• **Ausgewählter Abschnitt**
Römer 6 – Ein Wachstums – Prozess
So, abschliessend zu meinem vorherigen Post, möchte ich jetzt auch noch einmal auf die Frage eingehen, wieso Sünde für uns immer noch so real sein kann, d.h. wieso manche Christen Sünde immer noch als Gefangenschaft wahrnehmen können? Wurde da etwas falsch verstanden, oder wird einfach nicht die richtige Methode angewendet?
Ich möchte mich bei meiner Antwort absichtlich kurz halten, da ich mich ansonsten wahrscheinlich nur wieder in umständlichen Gedankengängen verfange.
Wenn wir Römer 6 lesen müssen wir meiner Meinung nach 2 Dinge unterscheiden:
1. Die allgemeine geistliche Tatsache aus Römer 6,6
wir wissen ja dieses, daß unser alter Mensch mitgekreuzigt worden ist, damit der Leib der Sünde außer Wirksamkeit gesetzt sei, so daß wir der Sünde nicht mehr dienen;
Das steht fest, auch wenn wir es selbst nicht sehen oder tatsächlich erleben können. Wie gesagt, meine Fahrkarte für diesen Zug ist trotzdem gültig, auch wenn ich es nicht wahrhaben kann.
Es ist aber der Glaube eine feste Zuversicht auf das, was man hofft, eine Überzeugung von Tatsachen, die man nicht sieht. Hebräer 11,1
2. Gibt es nach meiner Erfahrung aber eben noch einen anderen Punkt: der Prozess, das Hineinwachsen in diese Tatsache.

Gespeicherte Dateneinträge
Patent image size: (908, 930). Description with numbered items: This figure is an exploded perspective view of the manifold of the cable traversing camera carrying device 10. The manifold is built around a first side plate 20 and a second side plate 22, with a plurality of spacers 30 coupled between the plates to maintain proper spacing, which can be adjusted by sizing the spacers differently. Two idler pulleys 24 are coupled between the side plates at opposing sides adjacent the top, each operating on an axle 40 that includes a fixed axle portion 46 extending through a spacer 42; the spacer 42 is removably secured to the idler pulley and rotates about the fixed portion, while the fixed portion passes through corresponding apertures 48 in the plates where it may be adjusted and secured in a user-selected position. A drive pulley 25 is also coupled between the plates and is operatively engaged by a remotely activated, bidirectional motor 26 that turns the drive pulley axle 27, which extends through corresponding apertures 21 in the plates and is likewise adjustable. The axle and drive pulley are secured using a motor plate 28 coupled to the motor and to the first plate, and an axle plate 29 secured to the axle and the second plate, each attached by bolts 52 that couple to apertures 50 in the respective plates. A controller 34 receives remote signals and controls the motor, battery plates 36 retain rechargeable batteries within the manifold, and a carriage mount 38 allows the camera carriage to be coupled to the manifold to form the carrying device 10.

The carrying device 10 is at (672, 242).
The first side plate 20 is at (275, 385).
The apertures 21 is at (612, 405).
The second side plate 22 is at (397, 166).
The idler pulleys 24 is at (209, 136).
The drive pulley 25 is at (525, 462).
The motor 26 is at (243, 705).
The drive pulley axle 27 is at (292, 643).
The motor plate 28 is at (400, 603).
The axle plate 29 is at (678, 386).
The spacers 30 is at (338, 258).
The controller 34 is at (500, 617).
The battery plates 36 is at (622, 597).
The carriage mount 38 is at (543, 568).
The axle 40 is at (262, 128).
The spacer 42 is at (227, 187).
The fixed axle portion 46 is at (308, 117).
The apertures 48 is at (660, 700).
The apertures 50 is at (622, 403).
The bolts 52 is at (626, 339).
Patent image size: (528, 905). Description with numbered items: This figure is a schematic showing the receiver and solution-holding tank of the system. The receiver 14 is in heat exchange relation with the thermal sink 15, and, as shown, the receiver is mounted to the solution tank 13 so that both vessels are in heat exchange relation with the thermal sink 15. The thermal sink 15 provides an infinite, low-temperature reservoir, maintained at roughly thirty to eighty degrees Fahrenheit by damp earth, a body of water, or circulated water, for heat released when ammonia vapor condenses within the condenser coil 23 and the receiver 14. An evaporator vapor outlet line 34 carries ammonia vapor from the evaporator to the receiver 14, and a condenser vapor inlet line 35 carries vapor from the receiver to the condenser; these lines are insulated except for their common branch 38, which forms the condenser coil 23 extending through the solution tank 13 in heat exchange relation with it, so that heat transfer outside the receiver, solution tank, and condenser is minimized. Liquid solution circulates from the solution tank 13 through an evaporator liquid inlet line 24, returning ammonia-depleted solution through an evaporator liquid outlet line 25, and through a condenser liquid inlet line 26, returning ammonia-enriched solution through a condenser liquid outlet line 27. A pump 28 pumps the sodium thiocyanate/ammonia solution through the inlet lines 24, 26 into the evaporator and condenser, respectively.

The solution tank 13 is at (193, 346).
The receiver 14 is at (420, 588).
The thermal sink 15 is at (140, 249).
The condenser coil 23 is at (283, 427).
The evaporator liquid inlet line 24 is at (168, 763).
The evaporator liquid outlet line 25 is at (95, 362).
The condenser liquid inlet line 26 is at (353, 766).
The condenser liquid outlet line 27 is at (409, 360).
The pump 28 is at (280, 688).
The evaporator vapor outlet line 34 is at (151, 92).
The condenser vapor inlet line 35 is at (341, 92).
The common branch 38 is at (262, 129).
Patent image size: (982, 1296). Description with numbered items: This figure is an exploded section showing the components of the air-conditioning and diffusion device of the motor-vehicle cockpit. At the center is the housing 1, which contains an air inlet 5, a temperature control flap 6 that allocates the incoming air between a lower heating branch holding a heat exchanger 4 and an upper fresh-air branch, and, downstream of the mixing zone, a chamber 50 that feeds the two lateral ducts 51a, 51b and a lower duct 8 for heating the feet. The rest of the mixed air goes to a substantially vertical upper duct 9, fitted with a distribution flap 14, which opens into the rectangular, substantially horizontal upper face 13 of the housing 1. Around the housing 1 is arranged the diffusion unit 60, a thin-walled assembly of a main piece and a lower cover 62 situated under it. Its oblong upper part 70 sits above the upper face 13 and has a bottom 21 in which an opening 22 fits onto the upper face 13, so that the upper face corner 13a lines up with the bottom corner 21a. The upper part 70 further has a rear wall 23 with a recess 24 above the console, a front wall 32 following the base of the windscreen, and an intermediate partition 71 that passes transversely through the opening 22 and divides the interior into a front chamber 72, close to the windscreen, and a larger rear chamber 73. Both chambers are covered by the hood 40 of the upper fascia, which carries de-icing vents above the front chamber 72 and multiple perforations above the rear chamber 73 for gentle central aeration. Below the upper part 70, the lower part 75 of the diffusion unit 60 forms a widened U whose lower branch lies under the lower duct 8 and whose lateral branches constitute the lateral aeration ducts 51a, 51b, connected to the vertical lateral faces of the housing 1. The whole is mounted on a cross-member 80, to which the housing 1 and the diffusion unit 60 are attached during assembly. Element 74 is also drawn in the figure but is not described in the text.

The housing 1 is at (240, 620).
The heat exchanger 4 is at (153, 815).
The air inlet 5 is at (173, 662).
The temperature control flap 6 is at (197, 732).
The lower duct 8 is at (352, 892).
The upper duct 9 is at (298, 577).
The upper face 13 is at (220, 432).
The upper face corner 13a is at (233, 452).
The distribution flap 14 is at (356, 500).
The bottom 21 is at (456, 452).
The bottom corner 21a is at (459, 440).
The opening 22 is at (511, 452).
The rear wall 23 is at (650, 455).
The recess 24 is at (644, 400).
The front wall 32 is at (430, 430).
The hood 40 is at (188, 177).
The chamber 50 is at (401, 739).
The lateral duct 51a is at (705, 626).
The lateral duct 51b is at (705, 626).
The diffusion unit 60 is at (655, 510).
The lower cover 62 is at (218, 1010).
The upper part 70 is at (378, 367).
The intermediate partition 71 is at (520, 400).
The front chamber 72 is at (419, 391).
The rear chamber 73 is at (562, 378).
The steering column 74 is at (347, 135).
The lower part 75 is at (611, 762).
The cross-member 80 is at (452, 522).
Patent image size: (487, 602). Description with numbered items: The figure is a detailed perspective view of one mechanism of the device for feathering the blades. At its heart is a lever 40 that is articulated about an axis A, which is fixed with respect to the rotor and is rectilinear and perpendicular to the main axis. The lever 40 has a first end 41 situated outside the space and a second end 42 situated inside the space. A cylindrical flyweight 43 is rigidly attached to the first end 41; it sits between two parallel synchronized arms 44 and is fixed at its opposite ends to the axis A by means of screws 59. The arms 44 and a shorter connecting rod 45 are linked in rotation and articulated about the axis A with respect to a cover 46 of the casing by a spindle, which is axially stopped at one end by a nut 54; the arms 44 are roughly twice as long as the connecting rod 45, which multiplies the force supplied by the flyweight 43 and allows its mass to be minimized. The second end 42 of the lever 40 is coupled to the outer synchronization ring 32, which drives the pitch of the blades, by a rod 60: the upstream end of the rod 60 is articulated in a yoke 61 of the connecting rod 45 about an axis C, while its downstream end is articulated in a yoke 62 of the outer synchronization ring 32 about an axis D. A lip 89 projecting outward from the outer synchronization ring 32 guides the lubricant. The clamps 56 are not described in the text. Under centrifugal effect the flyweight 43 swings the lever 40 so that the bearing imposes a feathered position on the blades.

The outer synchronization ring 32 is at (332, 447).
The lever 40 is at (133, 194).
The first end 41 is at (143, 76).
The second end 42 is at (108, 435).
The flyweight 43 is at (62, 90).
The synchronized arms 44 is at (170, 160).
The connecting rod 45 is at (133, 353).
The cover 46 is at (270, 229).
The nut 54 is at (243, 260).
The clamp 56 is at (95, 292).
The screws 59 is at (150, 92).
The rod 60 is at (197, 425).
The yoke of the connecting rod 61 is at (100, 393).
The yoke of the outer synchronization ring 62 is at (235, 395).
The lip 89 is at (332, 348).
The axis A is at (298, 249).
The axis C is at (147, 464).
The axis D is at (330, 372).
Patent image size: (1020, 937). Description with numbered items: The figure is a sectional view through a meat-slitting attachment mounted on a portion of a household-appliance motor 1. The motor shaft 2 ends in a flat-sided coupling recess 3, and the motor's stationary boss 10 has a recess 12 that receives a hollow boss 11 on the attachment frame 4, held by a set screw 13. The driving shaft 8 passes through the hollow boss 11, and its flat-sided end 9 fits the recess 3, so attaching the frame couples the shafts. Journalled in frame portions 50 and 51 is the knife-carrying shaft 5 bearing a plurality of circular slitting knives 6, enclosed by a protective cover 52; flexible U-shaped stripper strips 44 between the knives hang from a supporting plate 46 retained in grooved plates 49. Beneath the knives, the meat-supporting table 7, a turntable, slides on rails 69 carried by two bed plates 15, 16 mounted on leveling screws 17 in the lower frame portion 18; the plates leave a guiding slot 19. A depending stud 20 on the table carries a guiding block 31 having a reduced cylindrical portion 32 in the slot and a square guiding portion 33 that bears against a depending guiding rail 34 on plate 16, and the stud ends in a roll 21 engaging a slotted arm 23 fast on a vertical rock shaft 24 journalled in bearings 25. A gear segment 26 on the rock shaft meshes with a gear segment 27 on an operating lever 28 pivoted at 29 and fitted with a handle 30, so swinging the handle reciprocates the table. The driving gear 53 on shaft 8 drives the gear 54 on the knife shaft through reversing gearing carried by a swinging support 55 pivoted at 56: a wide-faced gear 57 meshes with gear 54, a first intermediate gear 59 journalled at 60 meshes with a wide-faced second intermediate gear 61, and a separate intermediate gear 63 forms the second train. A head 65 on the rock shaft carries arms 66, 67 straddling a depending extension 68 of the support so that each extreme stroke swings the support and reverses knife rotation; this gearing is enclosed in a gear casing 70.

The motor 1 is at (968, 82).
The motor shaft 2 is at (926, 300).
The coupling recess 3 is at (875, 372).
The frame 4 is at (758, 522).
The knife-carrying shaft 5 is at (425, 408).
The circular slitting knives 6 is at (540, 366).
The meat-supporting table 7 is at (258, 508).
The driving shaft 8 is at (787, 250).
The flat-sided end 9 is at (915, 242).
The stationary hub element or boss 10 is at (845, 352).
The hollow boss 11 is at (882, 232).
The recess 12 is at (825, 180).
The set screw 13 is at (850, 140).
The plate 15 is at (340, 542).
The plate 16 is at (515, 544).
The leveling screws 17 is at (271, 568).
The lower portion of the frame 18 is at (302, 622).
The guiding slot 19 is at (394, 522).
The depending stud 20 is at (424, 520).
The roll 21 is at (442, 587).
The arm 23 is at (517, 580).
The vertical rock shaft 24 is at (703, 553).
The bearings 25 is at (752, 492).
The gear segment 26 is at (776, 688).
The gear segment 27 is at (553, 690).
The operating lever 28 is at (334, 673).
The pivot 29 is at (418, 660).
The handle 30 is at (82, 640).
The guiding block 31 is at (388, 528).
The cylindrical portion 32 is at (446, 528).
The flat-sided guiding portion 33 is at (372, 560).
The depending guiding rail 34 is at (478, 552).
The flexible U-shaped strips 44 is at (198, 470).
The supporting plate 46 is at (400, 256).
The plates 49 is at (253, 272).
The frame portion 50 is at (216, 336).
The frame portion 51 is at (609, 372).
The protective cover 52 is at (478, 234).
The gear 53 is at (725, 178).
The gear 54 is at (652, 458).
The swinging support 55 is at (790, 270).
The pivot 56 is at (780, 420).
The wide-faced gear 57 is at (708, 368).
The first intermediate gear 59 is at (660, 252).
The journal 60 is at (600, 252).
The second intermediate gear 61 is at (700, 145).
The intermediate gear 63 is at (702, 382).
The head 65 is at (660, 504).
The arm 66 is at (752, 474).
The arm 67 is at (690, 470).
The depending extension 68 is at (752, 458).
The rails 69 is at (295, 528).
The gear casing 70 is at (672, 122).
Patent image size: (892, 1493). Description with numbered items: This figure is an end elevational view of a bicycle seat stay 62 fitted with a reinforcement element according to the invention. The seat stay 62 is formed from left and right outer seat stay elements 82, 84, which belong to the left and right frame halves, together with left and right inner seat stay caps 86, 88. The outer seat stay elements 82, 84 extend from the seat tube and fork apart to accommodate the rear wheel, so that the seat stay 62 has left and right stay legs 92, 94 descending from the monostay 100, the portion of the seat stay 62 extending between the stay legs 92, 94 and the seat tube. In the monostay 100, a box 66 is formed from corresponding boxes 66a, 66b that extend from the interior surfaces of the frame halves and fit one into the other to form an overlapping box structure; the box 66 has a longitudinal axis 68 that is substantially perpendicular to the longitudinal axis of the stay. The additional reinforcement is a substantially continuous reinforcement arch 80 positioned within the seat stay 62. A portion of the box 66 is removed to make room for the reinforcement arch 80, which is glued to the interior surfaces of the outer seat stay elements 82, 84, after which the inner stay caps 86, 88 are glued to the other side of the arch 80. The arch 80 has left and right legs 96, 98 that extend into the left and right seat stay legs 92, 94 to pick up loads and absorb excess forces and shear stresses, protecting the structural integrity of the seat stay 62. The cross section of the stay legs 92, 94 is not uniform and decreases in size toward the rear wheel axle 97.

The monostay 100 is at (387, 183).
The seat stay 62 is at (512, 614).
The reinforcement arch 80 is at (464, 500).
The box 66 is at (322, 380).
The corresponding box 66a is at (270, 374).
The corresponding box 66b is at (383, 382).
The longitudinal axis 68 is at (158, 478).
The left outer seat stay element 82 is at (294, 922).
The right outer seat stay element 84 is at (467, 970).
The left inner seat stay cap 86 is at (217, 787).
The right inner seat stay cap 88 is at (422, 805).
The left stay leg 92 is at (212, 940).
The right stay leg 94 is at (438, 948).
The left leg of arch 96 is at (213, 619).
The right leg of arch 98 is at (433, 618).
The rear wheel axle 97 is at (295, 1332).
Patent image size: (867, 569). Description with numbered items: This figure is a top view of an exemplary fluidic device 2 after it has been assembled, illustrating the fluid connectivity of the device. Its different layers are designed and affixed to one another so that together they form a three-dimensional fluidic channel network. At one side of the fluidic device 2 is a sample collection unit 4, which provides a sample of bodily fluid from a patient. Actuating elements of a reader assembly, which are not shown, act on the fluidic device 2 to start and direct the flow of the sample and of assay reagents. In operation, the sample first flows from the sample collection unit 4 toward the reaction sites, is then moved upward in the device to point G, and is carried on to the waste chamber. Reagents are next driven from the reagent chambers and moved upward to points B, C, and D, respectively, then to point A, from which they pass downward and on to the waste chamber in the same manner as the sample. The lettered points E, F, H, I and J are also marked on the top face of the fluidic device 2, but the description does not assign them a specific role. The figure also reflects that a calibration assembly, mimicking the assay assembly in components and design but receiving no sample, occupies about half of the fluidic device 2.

• **Fragen zum Text**
1/ Stimmen die folgenden Aussagen mit dem Text über Römer 6 überein? Antworten Sie jeweils mit Ja oder Nein und zitieren Sie die entscheidenden Worte des Textes wörtlich. (a) Die Antwort soll absichtlich kurz gehalten werden. (b) Beim Lesen von Römer 6 sollen drei Dinge unterschieden werden. (c) Die Fahrkarte für den Zug ist nur gültig, wenn man es wahrhaben kann.
2/ Setzen Sie den Text über Römer 6 im Anschluss an seinen letzten Satz um einige Sätze fort.
Das Material spielt hierbei keine Rolle.

• **Antworten im Einzelnen**
1/
(a) Ja: „Ich möchte mich bei meiner Antwort absichtlich kurz halten“
(b) Nein: „müssen wir meiner Meinung nach 2 Dinge unterscheiden“
(c) Nein: „meine Fahrkarte für diesen Zug ist trotzdem gültig, auch wenn ich es nicht wahrhaben kann“

2/
Und dieser Prozess ist natürlich ziemlich anstrengend da es sich dabei um einen regelrechten Kampf handelt. Alte, sündige Gewohnheiten lassen sich oft nicht so einfach abschütteln, und natürlich hat auch der Feind des Menschen, der Satan, etwas dagegen, dass wir in unserem Leben immer jesusmässiger und freier drauf kommen.
Paulus schreibt darüber in Römer 6,22:
Jetzt aber, da ihr von der Sünde frei und Gott dienstbar geworden seid, habt ihr als eure Frucht die Heiligung, als Ende aber das ewige Leben.
In unseren Kämpfen mit der Sünde erleben wir sicher auch immer wieder Niederlagen, aber wir sind dazu aufgerufen dann wieder aufzustehen und weiter in diesem Prozess der Heiligung voranzugehen.
Denn das ist der Wille Gottes, eure Heiligung, daß ihr euch der Unzucht enthaltet; 1.Timotheus 4,3
Denn Gott hat uns nicht zur Unreinheit berufen, sondern zur Heiligung. 1.Timotheus 4,7
Jagt nach dem Frieden mit jedermann und der Heiligung, ohne die niemand den Herrn sehen wird! Hebräer 4,12
Und wenn du fällst und vielleicht schier am verzweifeln bist, dann mache nicht den Fehler und wende dich beschämt von Gott ab, sondern tue genau das Gegenteil und wende dich Gott zu, mit der Gewissheit das Gott dich schon als frei von Sünde sieht!